[Collection entries]
+++++
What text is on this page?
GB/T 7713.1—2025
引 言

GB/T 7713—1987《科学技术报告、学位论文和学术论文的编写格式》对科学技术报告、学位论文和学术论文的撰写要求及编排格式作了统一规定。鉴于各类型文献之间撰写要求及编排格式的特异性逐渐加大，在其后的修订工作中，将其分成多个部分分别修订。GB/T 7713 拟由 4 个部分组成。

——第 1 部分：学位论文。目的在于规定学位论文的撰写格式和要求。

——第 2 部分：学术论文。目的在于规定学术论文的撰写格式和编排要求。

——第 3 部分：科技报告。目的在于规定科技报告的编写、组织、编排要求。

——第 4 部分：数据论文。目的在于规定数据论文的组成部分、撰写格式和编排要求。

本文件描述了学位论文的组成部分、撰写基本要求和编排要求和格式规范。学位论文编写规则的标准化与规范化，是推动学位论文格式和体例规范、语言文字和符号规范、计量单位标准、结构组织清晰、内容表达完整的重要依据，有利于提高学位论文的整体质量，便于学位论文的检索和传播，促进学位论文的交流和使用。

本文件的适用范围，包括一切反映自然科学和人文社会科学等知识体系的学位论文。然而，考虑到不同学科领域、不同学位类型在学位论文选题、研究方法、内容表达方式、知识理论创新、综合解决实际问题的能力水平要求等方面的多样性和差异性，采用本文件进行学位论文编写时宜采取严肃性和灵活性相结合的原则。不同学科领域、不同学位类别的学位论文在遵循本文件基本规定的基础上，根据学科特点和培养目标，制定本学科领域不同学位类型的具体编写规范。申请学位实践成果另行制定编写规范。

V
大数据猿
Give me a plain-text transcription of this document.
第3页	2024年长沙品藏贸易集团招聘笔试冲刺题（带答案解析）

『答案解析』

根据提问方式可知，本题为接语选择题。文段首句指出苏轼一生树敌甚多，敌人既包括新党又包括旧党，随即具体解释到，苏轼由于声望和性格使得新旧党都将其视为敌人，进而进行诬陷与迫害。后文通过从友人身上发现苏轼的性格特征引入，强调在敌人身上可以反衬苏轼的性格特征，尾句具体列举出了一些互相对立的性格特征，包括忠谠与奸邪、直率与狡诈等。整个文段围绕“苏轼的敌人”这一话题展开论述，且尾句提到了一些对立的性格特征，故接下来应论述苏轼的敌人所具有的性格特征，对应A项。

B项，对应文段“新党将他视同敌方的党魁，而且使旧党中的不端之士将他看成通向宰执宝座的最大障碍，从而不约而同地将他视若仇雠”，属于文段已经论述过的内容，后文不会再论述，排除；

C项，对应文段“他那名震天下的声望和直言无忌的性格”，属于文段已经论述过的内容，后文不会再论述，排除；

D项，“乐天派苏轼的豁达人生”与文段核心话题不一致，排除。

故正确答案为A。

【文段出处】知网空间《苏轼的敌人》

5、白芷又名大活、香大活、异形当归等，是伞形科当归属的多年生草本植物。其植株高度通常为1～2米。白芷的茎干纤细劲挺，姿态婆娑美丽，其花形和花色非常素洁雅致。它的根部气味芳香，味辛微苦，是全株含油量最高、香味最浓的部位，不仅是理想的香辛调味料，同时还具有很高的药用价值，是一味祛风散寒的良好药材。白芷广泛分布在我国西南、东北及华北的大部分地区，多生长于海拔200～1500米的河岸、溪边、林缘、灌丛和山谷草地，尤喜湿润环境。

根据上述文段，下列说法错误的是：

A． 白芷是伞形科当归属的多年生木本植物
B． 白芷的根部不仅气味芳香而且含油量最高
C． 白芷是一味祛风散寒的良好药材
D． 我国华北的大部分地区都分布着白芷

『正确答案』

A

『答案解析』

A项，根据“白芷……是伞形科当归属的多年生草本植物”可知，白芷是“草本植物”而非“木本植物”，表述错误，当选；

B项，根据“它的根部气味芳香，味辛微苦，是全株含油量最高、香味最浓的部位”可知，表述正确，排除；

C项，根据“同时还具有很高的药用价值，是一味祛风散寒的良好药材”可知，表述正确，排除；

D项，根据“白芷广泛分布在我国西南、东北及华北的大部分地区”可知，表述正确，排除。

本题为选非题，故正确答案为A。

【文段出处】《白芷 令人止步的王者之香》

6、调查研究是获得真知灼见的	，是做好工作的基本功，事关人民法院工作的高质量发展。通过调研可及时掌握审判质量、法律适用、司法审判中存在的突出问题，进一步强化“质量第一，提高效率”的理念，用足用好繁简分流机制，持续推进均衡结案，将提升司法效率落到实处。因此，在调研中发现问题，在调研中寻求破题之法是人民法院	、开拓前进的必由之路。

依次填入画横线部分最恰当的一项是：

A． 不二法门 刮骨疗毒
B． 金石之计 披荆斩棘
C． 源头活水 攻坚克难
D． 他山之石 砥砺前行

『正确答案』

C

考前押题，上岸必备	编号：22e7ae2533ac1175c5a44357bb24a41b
+++++
[Task instructions]:
Write out every record shown above, word for word.

[Solution]:
What text is on this page?
GB/T 7713.1—2025
引 言

GB/T 7713—1987《科学技术报告、学位论文和学术论文的编写格式》对科学技术报告、学位论文和学术论文的撰写要求及编排格式作了统一规定。鉴于各类型文献之间撰写要求及编排格式的特异性逐渐加大，在其后的修订工作中，将其分成多个部分分别修订。GB/T 7713 拟由 4 个部分组成。

——第 1 部分：学位论文。目的在于规定学位论文的撰写格式和要求。

——第 2 部分：学术论文。目的在于规定学术论文的撰写格式和编排要求。

——第 3 部分：科技报告。目的在于规定科技报告的编写、组织、编排要求。

——第 4 部分：数据论文。目的在于规定数据论文的组成部分、撰写格式和编排要求。

本文件描述了学位论文的组成部分、撰写基本要求和编排要求和格式规范。学位论文编写规则的标准化与规范化，是推动学位论文格式和体例规范、语言文字和符号规范、计量单位标准、结构组织清晰、内容表达完整的重要依据，有利于提高学位论文的整体质量，便于学位论文的检索和传播，促进学位论文的交流和使用。

本文件的适用范围，包括一切反映自然科学和人文社会科学等知识体系的学位论文。然而，考虑到不同学科领域、不同学位类型在学位论文选题、研究方法、内容表达方式、知识理论创新、综合解决实际问题的能力水平要求等方面的多样性和差异性，采用本文件进行学位论文编写时宜采取严肃性和灵活性相结合的原则。不同学科领域、不同学位类别的学位论文在遵循本文件基本规定的基础上，根据学科特点和培养目标，制定本学科领域不同学位类型的具体编写规范。申请学位实践成果另行制定编写规范。

V
大数据猿
Give me a plain-text transcription of this document.
第3页	2024年长沙品藏贸易集团招聘笔试冲刺题（带答案解析）

『答案解析』

根据提问方式可知，本题为接语选择题。文段首句指出苏轼一生树敌甚多，敌人既包括新党又包括旧党，随即具体解释到，苏轼由于声望和性格使得新旧党都将其视为敌人，进而进行诬陷与迫害。后文通过从友人身上发现苏轼的性格特征引入，强调在敌人身上可以反衬苏轼的性格特征，尾句具体列举出了一些互相对立的性格特征，包括忠谠与奸邪、直率与狡诈等。整个文段围绕“苏轼的敌人”这一话题展开论述，且尾句提到了一些对立的性格特征，故接下来应论述苏轼的敌人所具有的性格特征，对应A项。

B项，对应文段“新党将他视同敌方的党魁，而且使旧党中的不端之士将他看成通向宰执宝座的最大障碍，从而不约而同地将他视若仇雠”，属于文段已经论述过的内容，后文不会再论述，排除；

C项，对应文段“他那名震天下的声望和直言无忌的性格”，属于文段已经论述过的内容，后文不会再论述，排除；

D项，“乐天派苏轼的豁达人生”与文段核心话题不一致，排除。

故正确答案为A。

【文段出处】知网空间《苏轼的敌人》

5、白芷又名大活、香大活、异形当归等，是伞形科当归属的多年生草本植物。其植株高度通常为1～2米。白芷的茎干纤细劲挺，姿态婆娑美丽，其花形和花色非常素洁雅致。它的根部气味芳香，味辛微苦，是全株含油量最高、香味最浓的部位，不仅是理想的香辛调味料，同时还具有很高的药用价值，是一味祛风散寒的良好药材。白芷广泛分布在我国西南、东北及华北的大部分地区，多生长于海拔200～1500米的河岸、溪边、林缘、灌丛和山谷草地，尤喜湿润环境。

根据上述文段，下列说法错误的是：

A． 白芷是伞形科当归属的多年生木本植物
B． 白芷的根部不仅气味芳香而且含油量最高
C． 白芷是一味祛风散寒的良好药材
D． 我国华北的大部分地区都分布着白芷

『正确答案』

A

『答案解析』

A项，根据“白芷……是伞形科当归属的多年生草本植物”可知，白芷是“草本植物”而非“木本植物”，表述错误，当选；

B项，根据“它的根部气味芳香，味辛微苦，是全株含油量最高、香味最浓的部位”可知，表述正确，排除；

C项，根据“同时还具有很高的药用价值，是一味祛风散寒的良好药材”可知，表述正确，排除；

D项，根据“白芷广泛分布在我国西南、东北及华北的大部分地区”可知，表述正确，排除。

本题为选非题，故正确答案为A。

【文段出处】《白芷 令人止步的王者之香》

6、调查研究是获得真知灼见的	，是做好工作的基本功，事关人民法院工作的高质量发展。通过调研可及时掌握审判质量、法律适用、司法审判中存在的突出问题，进一步强化“质量第一，提高效率”的理念，用足用好繁简分流机制，持续推进均衡结案，将提升司法效率落到实处。因此，在调研中发现问题，在调研中寻求破题之法是人民法院	、开拓前进的必由之路。

依次填入画横线部分最恰当的一项是：

A． 不二法门 刮骨疗毒
B． 金石之计 披荆斩棘
C． 源头活水 攻坚克难
D． 他山之石 砥砺前行

『正确答案』

C

考前押题，上岸必备	编号：22e7ae2533ac1175c5a44357bb24a41b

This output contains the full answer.